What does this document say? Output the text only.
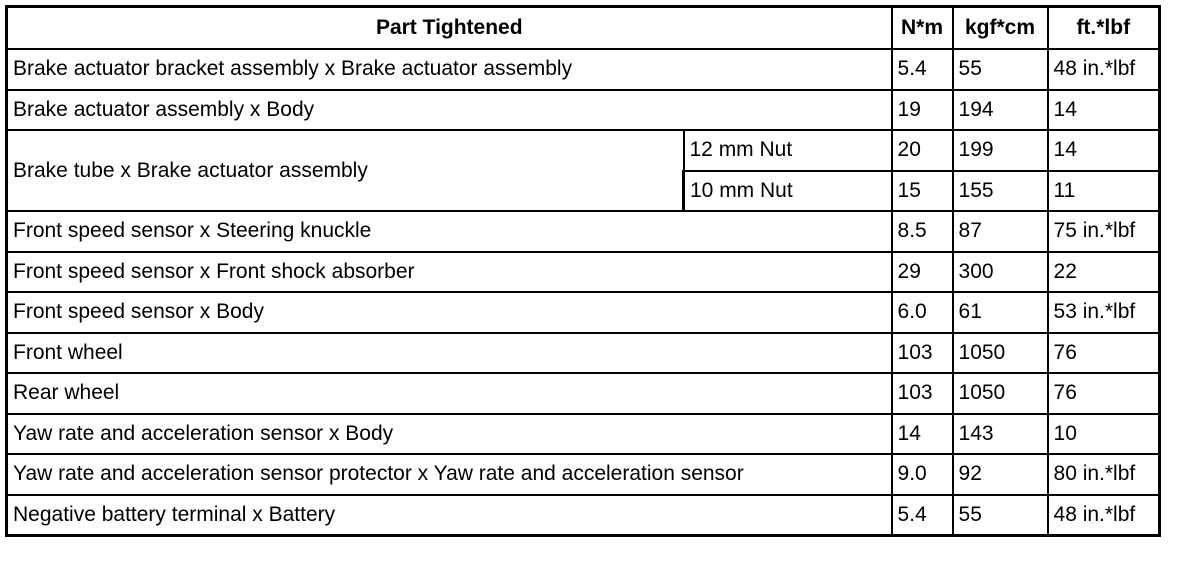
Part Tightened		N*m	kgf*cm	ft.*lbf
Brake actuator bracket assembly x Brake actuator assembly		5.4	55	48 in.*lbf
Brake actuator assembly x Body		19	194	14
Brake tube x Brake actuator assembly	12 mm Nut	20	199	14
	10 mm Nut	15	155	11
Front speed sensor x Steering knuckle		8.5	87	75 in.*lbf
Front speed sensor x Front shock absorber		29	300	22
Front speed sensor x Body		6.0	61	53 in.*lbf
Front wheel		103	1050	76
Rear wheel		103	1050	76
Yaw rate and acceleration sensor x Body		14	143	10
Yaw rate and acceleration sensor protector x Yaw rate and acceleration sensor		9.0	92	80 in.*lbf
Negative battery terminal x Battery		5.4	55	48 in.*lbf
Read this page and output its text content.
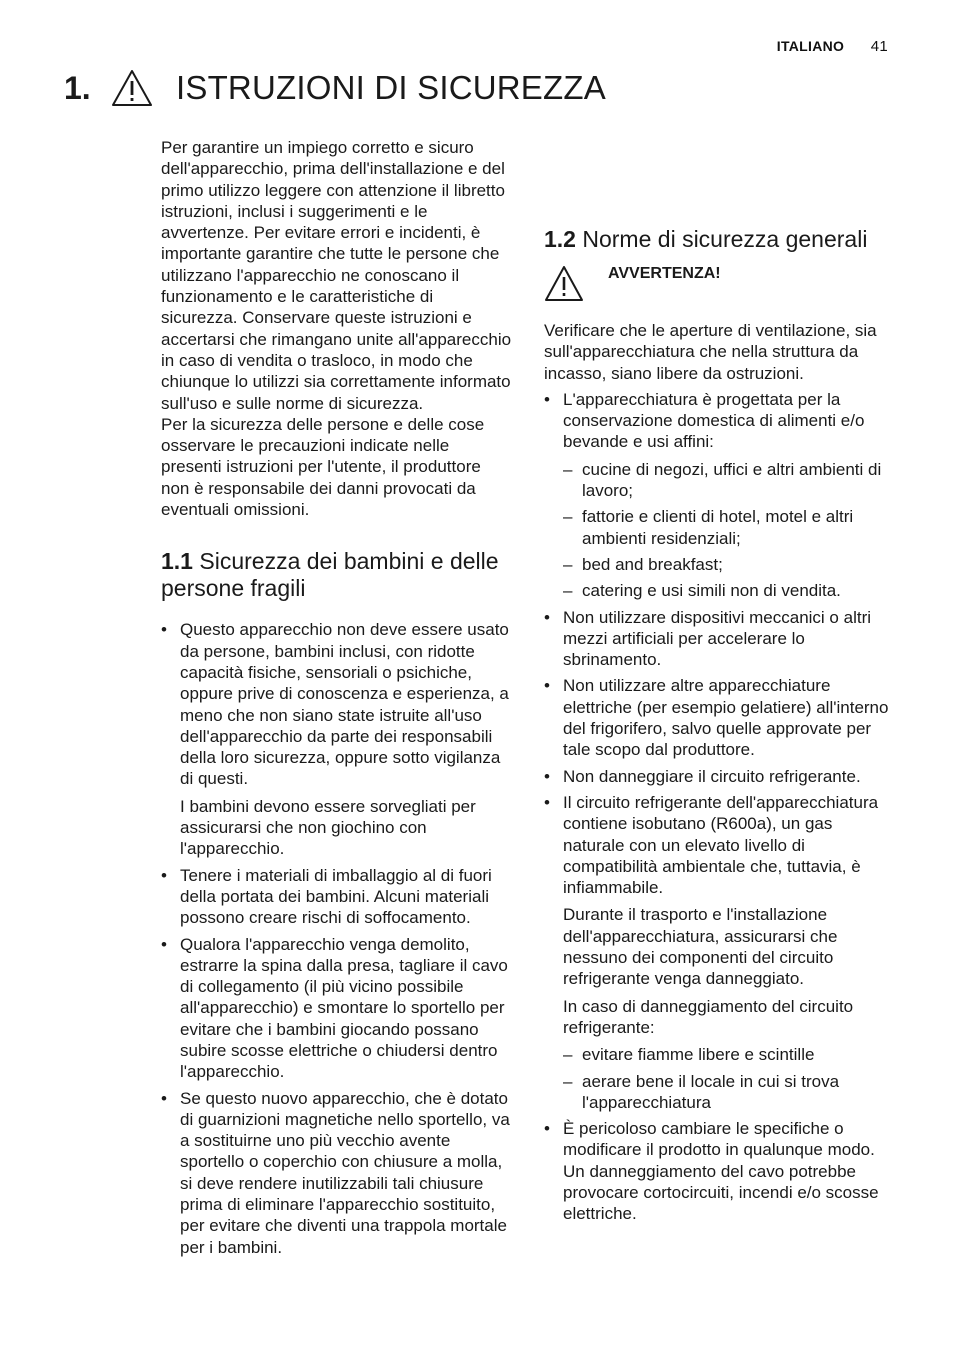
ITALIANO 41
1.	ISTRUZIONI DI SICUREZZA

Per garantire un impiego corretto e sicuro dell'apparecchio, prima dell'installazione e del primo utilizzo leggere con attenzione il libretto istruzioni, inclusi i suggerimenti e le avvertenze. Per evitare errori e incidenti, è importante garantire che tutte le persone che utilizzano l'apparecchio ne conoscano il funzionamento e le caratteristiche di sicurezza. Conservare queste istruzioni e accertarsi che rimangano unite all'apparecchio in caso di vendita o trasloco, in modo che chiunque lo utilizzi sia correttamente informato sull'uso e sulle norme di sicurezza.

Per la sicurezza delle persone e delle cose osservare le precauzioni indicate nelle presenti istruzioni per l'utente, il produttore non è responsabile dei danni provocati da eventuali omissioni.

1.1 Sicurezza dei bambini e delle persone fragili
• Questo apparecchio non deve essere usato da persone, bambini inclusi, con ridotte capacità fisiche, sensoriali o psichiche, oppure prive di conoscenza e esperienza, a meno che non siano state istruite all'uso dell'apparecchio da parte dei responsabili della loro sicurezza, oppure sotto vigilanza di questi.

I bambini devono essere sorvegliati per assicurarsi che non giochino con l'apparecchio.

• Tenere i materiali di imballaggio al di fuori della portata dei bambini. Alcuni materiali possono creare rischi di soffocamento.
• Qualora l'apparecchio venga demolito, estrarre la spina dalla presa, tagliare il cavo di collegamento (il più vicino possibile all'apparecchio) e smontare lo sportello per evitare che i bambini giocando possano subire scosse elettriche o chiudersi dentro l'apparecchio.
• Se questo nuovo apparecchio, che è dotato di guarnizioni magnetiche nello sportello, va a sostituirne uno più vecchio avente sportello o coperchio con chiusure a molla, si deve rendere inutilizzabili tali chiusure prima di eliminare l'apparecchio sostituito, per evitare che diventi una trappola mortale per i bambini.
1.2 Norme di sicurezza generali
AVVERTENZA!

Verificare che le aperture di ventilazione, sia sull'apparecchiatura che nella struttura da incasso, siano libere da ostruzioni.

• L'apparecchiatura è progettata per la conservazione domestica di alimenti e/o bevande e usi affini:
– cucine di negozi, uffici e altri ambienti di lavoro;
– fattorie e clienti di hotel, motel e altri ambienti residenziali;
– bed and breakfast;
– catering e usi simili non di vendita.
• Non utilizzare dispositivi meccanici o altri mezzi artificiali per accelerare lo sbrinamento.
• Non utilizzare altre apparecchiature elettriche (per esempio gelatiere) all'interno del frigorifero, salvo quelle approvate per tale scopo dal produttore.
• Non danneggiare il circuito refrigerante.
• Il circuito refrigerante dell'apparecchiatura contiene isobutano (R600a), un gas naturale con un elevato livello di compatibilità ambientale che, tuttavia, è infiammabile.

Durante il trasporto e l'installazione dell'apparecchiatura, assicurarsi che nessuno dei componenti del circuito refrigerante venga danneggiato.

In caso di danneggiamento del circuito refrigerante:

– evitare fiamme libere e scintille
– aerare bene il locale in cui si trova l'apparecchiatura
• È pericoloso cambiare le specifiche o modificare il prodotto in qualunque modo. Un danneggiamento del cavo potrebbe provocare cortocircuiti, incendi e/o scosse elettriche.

======

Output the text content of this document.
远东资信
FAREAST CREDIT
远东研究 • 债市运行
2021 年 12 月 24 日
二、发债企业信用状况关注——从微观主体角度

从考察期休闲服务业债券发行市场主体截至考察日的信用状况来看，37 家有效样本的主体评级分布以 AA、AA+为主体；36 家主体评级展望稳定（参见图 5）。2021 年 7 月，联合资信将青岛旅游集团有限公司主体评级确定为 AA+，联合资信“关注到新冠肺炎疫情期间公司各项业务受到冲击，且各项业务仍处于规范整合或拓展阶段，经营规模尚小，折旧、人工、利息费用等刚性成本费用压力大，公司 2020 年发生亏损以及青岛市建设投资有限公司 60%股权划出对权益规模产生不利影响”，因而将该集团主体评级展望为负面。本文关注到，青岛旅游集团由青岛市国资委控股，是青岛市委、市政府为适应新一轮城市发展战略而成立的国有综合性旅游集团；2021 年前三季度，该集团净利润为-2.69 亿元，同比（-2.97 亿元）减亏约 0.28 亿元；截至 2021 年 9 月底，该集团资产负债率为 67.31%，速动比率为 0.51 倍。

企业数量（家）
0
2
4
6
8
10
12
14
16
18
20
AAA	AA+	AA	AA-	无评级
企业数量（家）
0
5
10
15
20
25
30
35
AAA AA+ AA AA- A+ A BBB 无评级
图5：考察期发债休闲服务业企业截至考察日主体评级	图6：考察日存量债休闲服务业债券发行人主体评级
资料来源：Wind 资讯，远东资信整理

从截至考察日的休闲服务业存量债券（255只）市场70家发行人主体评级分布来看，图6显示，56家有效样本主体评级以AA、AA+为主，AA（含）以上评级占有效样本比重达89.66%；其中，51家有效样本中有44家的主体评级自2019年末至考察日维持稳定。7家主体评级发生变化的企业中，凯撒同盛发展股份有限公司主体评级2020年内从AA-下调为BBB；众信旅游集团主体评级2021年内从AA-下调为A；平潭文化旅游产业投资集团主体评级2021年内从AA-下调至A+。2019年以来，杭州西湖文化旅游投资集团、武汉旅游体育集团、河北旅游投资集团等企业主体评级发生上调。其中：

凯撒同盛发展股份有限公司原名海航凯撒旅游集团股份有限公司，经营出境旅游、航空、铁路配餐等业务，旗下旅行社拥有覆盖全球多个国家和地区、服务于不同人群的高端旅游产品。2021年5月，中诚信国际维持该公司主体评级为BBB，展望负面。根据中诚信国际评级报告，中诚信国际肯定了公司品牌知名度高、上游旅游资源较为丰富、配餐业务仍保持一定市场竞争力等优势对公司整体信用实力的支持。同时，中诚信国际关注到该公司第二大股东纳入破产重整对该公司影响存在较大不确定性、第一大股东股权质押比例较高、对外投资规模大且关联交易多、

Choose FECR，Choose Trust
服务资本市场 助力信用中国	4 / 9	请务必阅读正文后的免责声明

======

[Short task] Above are the records. Identify each line that contains the word "Body".

[Response to the task]
Brake actuator assembly x Body		19	194	14
Front speed sensor x Body		6.0	61	53 in.*lbf
Yaw rate and acceleration sensor x Body		14	143	10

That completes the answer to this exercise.